▸ Objective: Pull every line that holds the word "megnyitása" from the entries.

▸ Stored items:
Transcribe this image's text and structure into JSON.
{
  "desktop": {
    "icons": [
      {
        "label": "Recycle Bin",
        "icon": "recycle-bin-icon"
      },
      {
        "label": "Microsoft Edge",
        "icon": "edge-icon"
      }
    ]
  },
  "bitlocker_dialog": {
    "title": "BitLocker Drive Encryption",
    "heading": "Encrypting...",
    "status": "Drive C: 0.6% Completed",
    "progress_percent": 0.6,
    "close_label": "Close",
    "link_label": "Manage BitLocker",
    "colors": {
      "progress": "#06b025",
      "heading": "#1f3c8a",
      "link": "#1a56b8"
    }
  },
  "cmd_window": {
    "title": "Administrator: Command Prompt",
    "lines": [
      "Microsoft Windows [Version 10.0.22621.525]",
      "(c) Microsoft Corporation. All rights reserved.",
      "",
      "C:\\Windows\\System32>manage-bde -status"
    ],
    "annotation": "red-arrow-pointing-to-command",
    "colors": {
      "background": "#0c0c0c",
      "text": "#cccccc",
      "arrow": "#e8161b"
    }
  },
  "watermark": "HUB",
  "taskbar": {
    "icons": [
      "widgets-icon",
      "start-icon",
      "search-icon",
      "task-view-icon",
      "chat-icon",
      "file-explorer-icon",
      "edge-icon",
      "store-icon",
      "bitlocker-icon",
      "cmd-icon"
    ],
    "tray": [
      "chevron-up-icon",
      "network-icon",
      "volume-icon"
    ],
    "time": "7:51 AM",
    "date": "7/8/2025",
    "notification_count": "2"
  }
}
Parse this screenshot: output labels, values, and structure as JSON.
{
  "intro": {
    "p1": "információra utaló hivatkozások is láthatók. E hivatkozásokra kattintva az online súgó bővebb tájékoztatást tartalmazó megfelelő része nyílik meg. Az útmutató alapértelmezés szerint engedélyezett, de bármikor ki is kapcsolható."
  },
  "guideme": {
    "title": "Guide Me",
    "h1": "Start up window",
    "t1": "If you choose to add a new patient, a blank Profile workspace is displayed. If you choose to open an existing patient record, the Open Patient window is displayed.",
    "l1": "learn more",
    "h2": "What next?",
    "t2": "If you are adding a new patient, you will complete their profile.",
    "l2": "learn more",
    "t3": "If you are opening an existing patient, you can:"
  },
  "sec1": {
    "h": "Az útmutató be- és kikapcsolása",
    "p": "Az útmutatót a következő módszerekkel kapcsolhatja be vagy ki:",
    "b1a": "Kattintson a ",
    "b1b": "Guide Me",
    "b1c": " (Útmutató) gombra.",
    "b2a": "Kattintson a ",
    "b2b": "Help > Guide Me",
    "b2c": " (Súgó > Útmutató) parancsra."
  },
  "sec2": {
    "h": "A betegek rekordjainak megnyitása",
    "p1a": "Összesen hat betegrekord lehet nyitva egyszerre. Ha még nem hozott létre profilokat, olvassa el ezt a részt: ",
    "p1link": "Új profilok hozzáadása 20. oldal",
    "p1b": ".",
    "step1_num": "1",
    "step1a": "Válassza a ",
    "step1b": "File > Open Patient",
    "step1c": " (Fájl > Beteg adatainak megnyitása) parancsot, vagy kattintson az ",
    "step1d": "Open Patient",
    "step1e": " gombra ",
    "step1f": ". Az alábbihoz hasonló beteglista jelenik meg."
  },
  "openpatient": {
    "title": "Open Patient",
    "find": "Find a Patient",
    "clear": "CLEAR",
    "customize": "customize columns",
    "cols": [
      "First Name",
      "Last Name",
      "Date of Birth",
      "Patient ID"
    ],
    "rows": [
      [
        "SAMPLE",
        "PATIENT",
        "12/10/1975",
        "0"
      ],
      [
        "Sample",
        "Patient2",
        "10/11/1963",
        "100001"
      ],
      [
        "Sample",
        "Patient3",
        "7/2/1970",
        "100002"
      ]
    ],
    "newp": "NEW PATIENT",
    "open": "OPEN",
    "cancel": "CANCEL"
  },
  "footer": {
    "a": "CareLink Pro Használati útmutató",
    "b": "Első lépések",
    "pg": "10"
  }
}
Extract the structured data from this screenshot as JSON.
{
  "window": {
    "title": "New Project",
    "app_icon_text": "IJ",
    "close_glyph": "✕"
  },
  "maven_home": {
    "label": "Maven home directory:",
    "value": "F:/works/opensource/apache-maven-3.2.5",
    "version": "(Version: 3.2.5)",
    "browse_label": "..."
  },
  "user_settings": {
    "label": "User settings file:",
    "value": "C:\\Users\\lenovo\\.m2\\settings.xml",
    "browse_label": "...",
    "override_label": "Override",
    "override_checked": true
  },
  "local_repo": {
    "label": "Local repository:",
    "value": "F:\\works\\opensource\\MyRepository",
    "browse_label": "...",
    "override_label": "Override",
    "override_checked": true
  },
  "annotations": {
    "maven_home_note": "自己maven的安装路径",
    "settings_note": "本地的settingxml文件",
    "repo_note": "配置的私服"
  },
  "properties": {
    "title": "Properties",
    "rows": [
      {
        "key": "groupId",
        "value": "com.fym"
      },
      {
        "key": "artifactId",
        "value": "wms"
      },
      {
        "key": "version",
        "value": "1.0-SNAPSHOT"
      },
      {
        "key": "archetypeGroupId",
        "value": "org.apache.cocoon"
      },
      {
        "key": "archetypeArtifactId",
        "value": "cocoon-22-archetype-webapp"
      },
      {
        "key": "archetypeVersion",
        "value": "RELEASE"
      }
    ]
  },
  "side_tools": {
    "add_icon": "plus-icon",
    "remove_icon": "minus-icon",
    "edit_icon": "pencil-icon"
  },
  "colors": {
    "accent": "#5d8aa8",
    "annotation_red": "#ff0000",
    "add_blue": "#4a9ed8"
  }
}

▸ Solution for this problem:
    "h": "A betegek rekordjainak megnyitása",
    "step1c": " (Fájl > Beteg adatainak megnyitása) parancsot, vagy kattintson az ",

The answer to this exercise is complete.